Copy the data exactly as it appears, and do not include any pictures.

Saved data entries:
....
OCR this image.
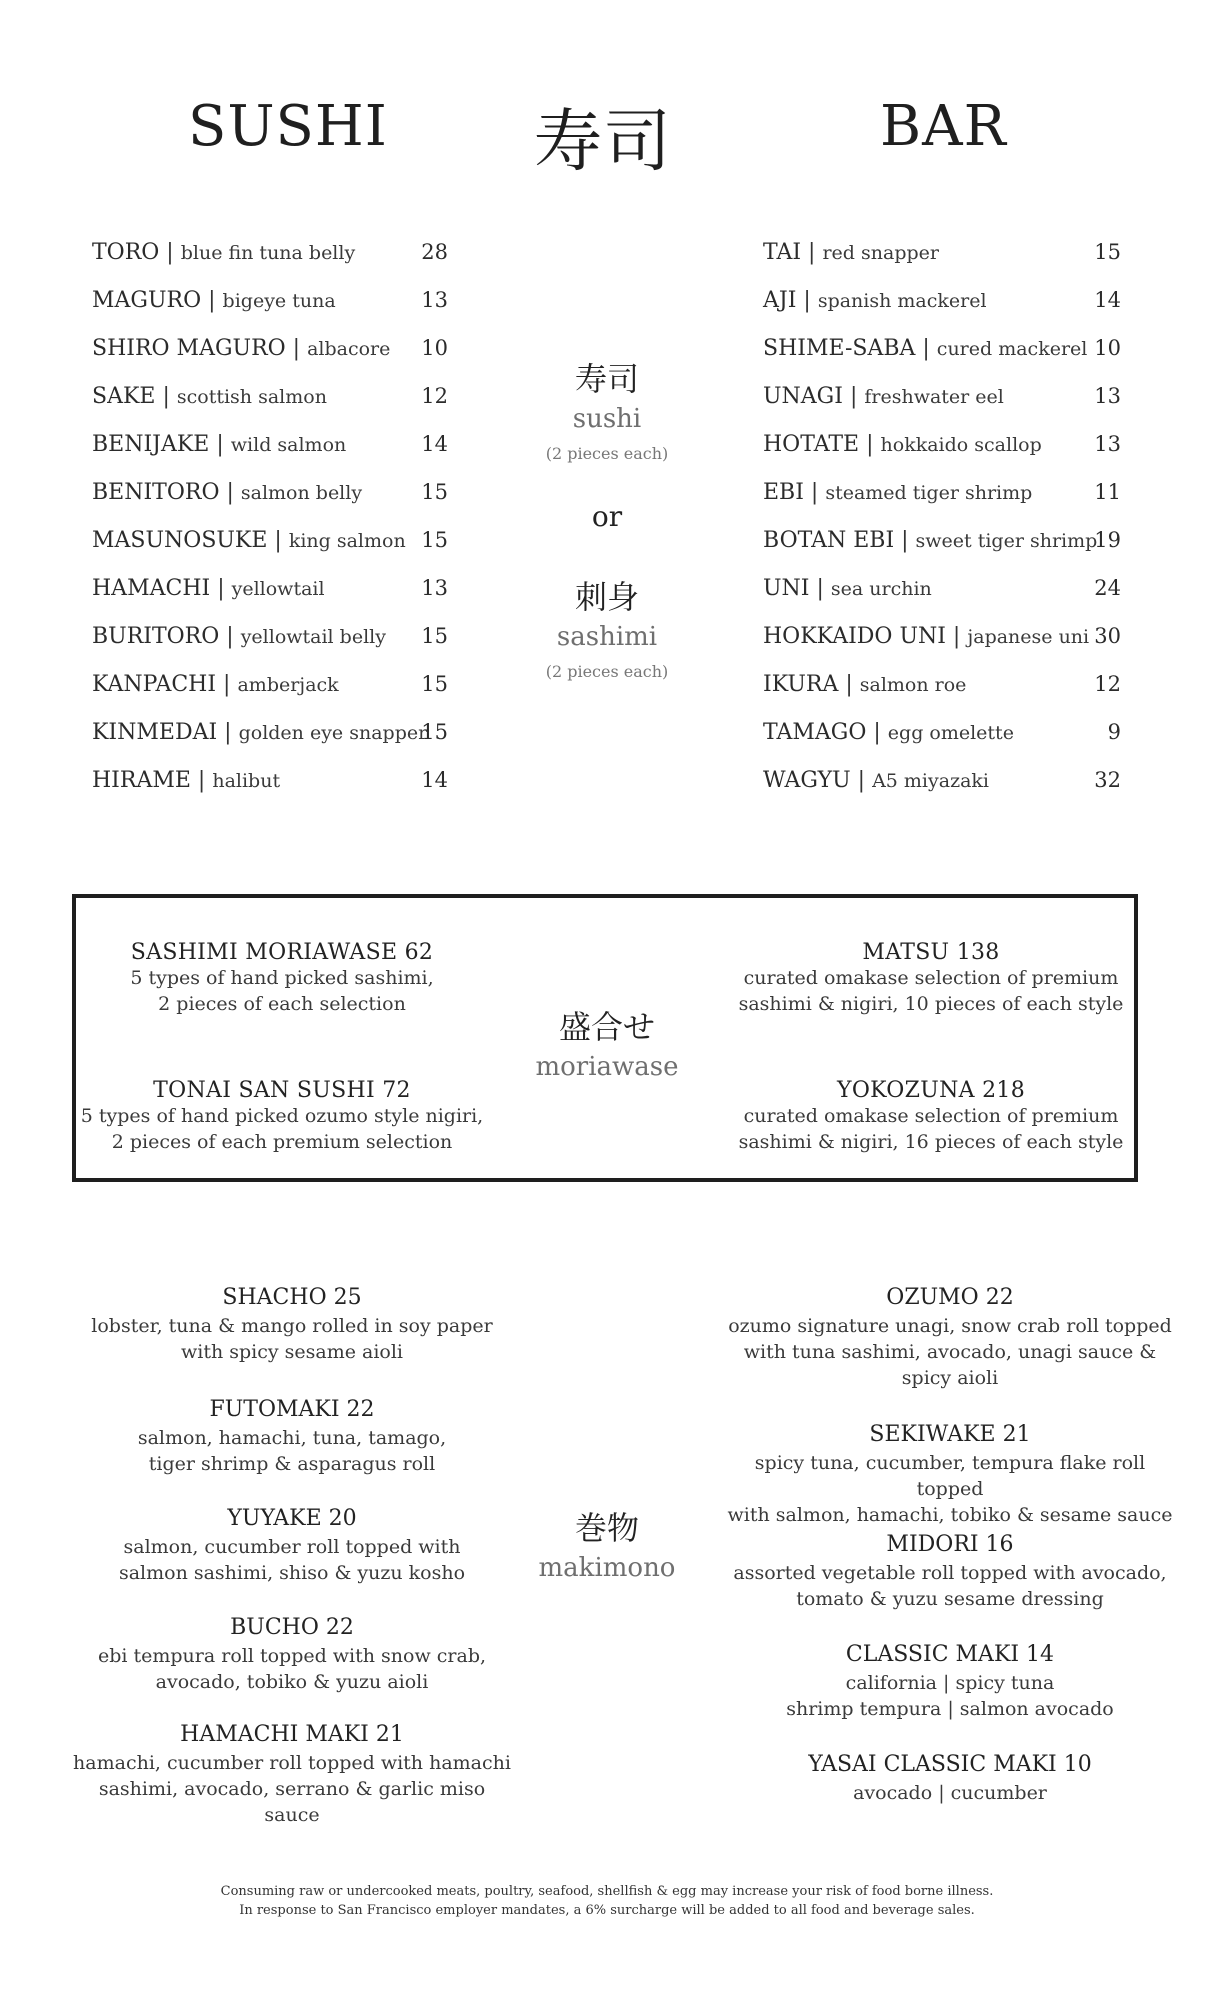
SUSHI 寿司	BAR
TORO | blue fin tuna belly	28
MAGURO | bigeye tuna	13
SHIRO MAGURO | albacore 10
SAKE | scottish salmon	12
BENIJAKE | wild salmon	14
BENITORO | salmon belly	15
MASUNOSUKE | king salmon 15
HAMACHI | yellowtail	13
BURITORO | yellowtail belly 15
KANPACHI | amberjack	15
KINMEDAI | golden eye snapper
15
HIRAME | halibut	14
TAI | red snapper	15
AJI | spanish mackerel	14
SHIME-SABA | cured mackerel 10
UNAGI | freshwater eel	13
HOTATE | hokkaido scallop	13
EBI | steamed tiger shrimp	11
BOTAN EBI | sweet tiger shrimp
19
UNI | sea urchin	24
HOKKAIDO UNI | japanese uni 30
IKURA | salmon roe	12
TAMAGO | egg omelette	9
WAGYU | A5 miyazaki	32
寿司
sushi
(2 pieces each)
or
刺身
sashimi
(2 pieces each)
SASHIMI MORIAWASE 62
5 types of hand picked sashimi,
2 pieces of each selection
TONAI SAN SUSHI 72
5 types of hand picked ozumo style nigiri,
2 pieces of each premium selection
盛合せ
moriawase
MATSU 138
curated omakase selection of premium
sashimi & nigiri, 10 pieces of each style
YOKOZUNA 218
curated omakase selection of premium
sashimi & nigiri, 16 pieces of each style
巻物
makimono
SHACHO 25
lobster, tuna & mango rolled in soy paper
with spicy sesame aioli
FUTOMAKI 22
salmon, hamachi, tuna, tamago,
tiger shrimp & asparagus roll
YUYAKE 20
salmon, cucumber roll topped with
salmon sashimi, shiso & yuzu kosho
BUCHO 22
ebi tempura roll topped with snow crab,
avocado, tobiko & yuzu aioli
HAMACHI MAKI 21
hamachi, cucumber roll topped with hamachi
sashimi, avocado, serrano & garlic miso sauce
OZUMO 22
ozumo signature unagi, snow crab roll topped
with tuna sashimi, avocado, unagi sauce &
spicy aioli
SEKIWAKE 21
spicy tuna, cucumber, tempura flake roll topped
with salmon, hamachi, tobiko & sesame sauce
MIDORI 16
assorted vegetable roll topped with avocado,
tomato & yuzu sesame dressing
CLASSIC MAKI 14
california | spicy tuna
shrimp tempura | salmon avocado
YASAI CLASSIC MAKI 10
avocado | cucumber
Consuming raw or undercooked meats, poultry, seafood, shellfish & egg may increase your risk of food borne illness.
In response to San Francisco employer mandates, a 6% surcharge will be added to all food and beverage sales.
....
SOLVED PROBLEM:
OCR this image.
SUSHI 寿司	BAR
TORO | blue fin tuna belly	28
MAGURO | bigeye tuna	13
SHIRO MAGURO | albacore 10
SAKE | scottish salmon	12
BENIJAKE | wild salmon	14
BENITORO | salmon belly	15
MASUNOSUKE | king salmon 15
HAMACHI | yellowtail	13
BURITORO | yellowtail belly 15
KANPACHI | amberjack	15
KINMEDAI | golden eye snapper
15
HIRAME | halibut	14
TAI | red snapper	15
AJI | spanish mackerel	14
SHIME-SABA | cured mackerel 10
UNAGI | freshwater eel	13
HOTATE | hokkaido scallop	13
EBI | steamed tiger shrimp	11
BOTAN EBI | sweet tiger shrimp
19
UNI | sea urchin	24
HOKKAIDO UNI | japanese uni 30
IKURA | salmon roe	12
TAMAGO | egg omelette	9
WAGYU | A5 miyazaki	32
寿司
sushi
(2 pieces each)
or
刺身
sashimi
(2 pieces each)
SASHIMI MORIAWASE 62
5 types of hand picked sashimi,
2 pieces of each selection
TONAI SAN SUSHI 72
5 types of hand picked ozumo style nigiri,
2 pieces of each premium selection
盛合せ
moriawase
MATSU 138
curated omakase selection of premium
sashimi & nigiri, 10 pieces of each style
YOKOZUNA 218
curated omakase selection of premium
sashimi & nigiri, 16 pieces of each style
巻物
makimono
SHACHO 25
lobster, tuna & mango rolled in soy paper
with spicy sesame aioli
FUTOMAKI 22
salmon, hamachi, tuna, tamago,
tiger shrimp & asparagus roll
YUYAKE 20
salmon, cucumber roll topped with
salmon sashimi, shiso & yuzu kosho
BUCHO 22
ebi tempura roll topped with snow crab,
avocado, tobiko & yuzu aioli
HAMACHI MAKI 21
hamachi, cucumber roll topped with hamachi
sashimi, avocado, serrano & garlic miso sauce
OZUMO 22
ozumo signature unagi, snow crab roll topped
with tuna sashimi, avocado, unagi sauce &
spicy aioli
SEKIWAKE 21
spicy tuna, cucumber, tempura flake roll topped
with salmon, hamachi, tobiko & sesame sauce
MIDORI 16
assorted vegetable roll topped with avocado,
tomato & yuzu sesame dressing
CLASSIC MAKI 14
california | spicy tuna
shrimp tempura | salmon avocado
YASAI CLASSIC MAKI 10
avocado | cucumber
Consuming raw or undercooked meats, poultry, seafood, shellfish & egg may increase your risk of food borne illness.
In response to San Francisco employer mandates, a 6% surcharge will be added to all food and beverage sales.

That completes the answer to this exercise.